## EXERCISE INPUT
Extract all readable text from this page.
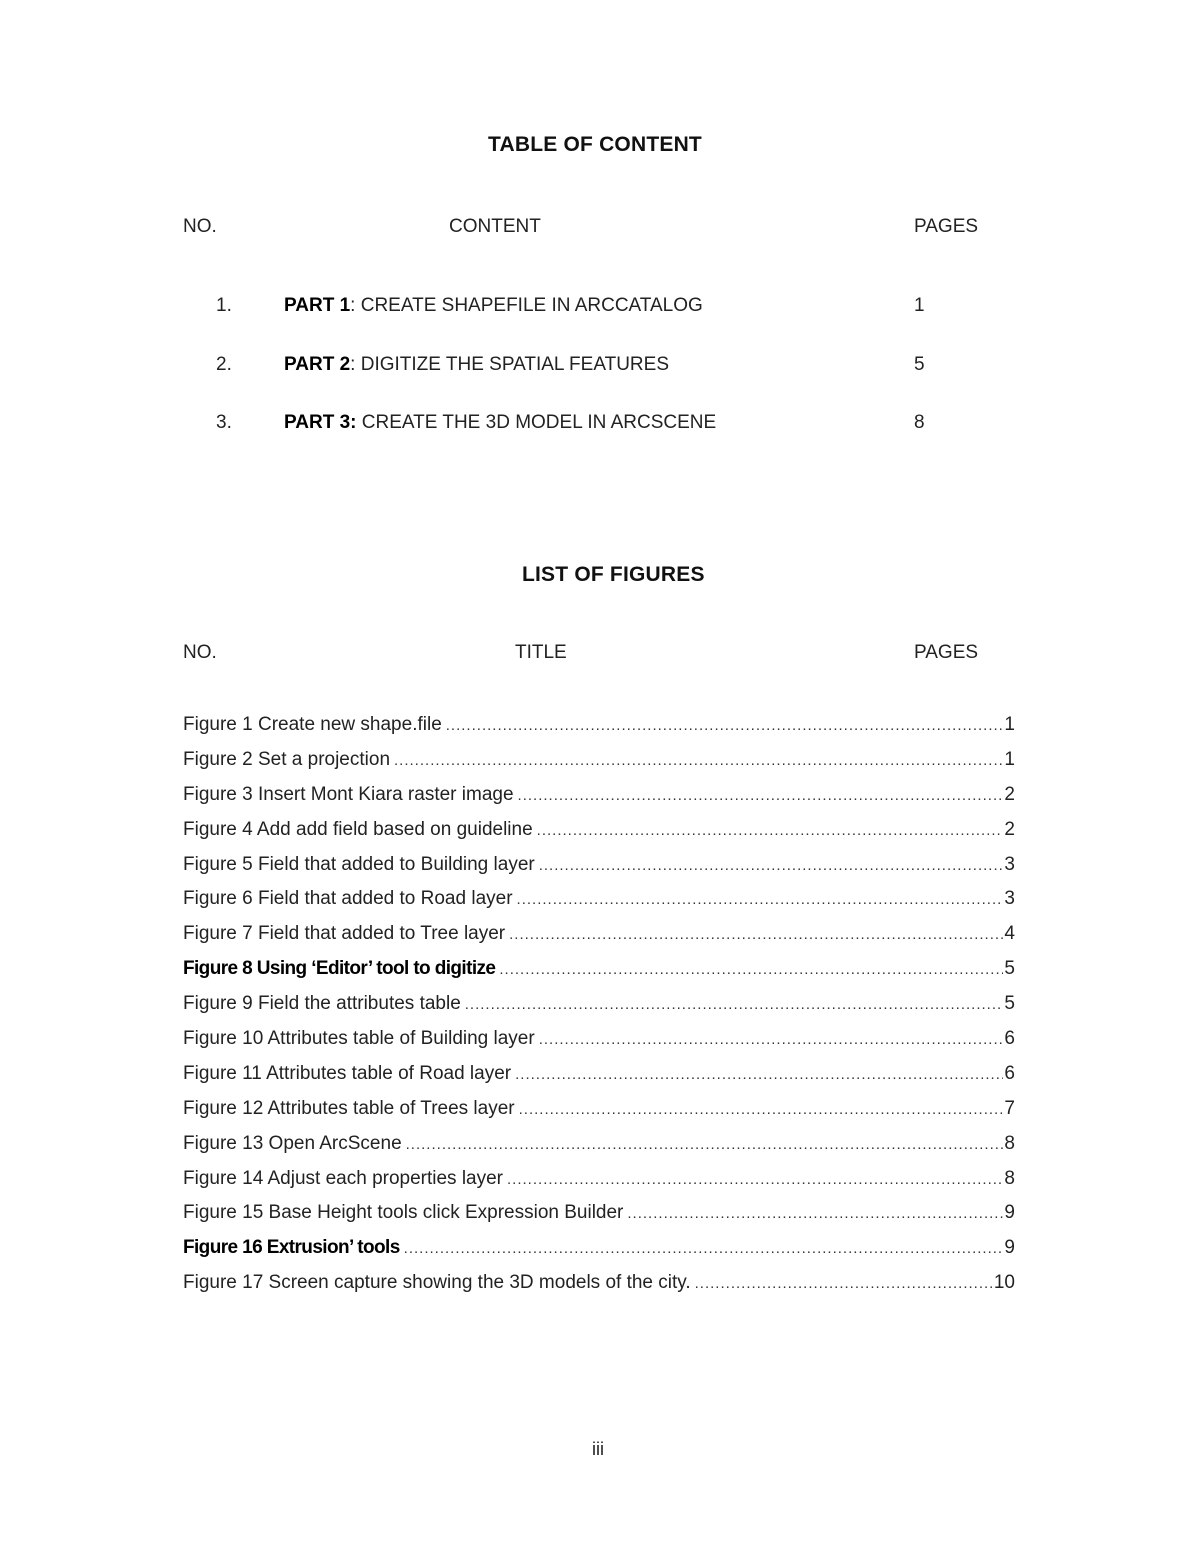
TABLE OF CONTENT
NO.	CONTENT	PAGES
1.	PART 1: CREATE SHAPEFILE IN ARCCATALOG	1
2.	PART 2: DIGITIZE THE SPATIAL FEATURES	5
3.	PART 3: CREATE THE 3D MODEL IN ARCSCENE	8
LIST OF FIGURES
NO.	TITLE	PAGES
Figure 1 Create new shape.file .....	1
Figure 2 Set a projection .....	1
Figure 3 Insert Mont Kiara raster image .....	2
Figure 4 Add add field based on guideline .....	2
Figure 5 Field that added to Building layer .....	3
Figure 6 Field that added to Road layer .....	3
Figure 7 Field that added to Tree layer .....	4
Figure 8 Using ‘Editor’ tool to digitize .....	5
Figure 9 Field the attributes table .....	5
Figure 10 Attributes table of Building layer .....	6
Figure 11 Attributes table of Road layer .....	6
Figure 12 Attributes table of Trees layer .....	7
Figure 13 Open ArcScene .....	8
Figure 14 Adjust each properties layer .....	8
Figure 15 Base Height tools click Expression Builder .....	9
Figure 16 Extrusion’ tools .....	9
Figure 17 Screen capture showing the 3D models of the city. .....	10
iii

## JOB
Find and copy every line in the entries above where the string "PART" occurs.

## COMPLETE ANSWER
1.	PART 1: CREATE SHAPEFILE IN ARCCATALOG	1
2.	PART 2: DIGITIZE THE SPATIAL FEATURES	5
3.	PART 3: CREATE THE 3D MODEL IN ARCSCENE	8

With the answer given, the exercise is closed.